### [Stated exercise]
Repeat the data that follows, word for word, without the images.
╭─ Data to use
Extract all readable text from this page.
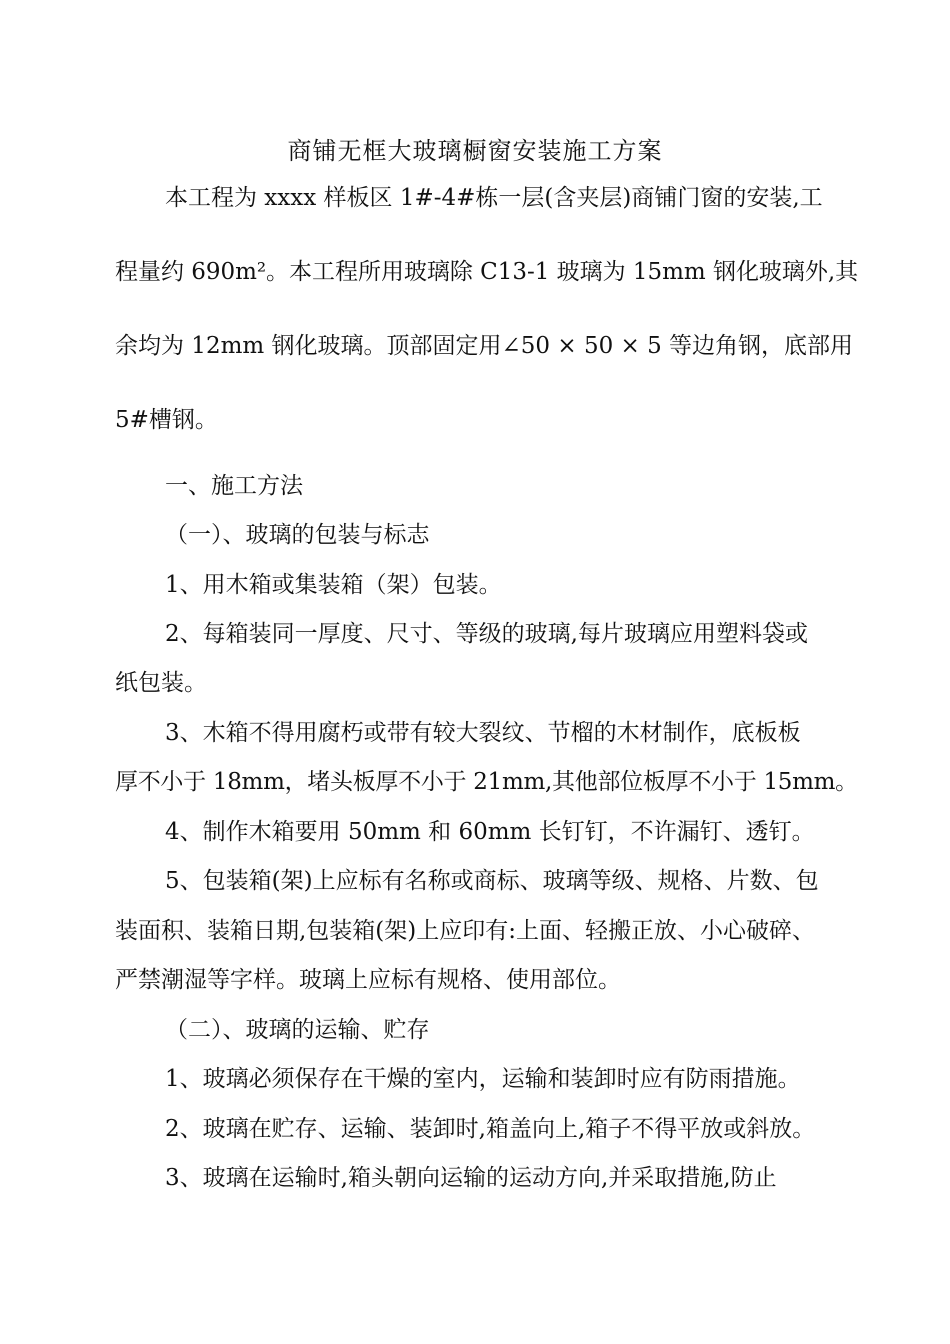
商铺无框大玻璃橱窗安装施工方案
本工程为 xxxx 样板区 1#-4#栋一层(含夹层)商铺门窗的安装,工
程量约 690m²。本工程所用玻璃除 C13-1 玻璃为 15mm 钢化玻璃外,其
余均为 12mm 钢化玻璃。顶部固定用∠50 × 50 × 5 等边角钢，底部用
5#槽钢。
一、施工方法
（一）、玻璃的包装与标志
1、用木箱或集装箱（架）包装。
2、每箱装同一厚度、尺寸、等级的玻璃,每片玻璃应用塑料袋或
纸包装。
3、木箱不得用腐朽或带有较大裂纹、节榴的木材制作，底板板
厚不小于 18mm，堵头板厚不小于 21mm,其他部位板厚不小于 15mm。
4、制作木箱要用 50mm 和 60mm 长钉钉，不许漏钉、透钉。
5、包装箱(架)上应标有名称或商标、玻璃等级、规格、片数、包
装面积、装箱日期,包装箱(架)上应印有:上面、轻搬正放、小心破碎、
严禁潮湿等字样。玻璃上应标有规格、使用部位。
（二）、玻璃的运输、贮存
1、玻璃必须保存在干燥的室内，运输和装卸时应有防雨措施。
2、玻璃在贮存、运输、装卸时,箱盖向上,箱子不得平放或斜放。
3、玻璃在运输时,箱头朝向运输的运动方向,并采取措施,防止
╰─
### [Complete output]
Extract all readable text from this page.
商铺无框大玻璃橱窗安装施工方案
本工程为 xxxx 样板区 1#-4#栋一层(含夹层)商铺门窗的安装,工
程量约 690m²。本工程所用玻璃除 C13-1 玻璃为 15mm 钢化玻璃外,其
余均为 12mm 钢化玻璃。顶部固定用∠50 × 50 × 5 等边角钢，底部用
5#槽钢。
一、施工方法
（一）、玻璃的包装与标志
1、用木箱或集装箱（架）包装。
2、每箱装同一厚度、尺寸、等级的玻璃,每片玻璃应用塑料袋或
纸包装。
3、木箱不得用腐朽或带有较大裂纹、节榴的木材制作，底板板
厚不小于 18mm，堵头板厚不小于 21mm,其他部位板厚不小于 15mm。
4、制作木箱要用 50mm 和 60mm 长钉钉，不许漏钉、透钉。
5、包装箱(架)上应标有名称或商标、玻璃等级、规格、片数、包
装面积、装箱日期,包装箱(架)上应印有:上面、轻搬正放、小心破碎、
严禁潮湿等字样。玻璃上应标有规格、使用部位。
（二）、玻璃的运输、贮存
1、玻璃必须保存在干燥的室内，运输和装卸时应有防雨措施。
2、玻璃在贮存、运输、装卸时,箱盖向上,箱子不得平放或斜放。
3、玻璃在运输时,箱头朝向运输的运动方向,并采取措施,防止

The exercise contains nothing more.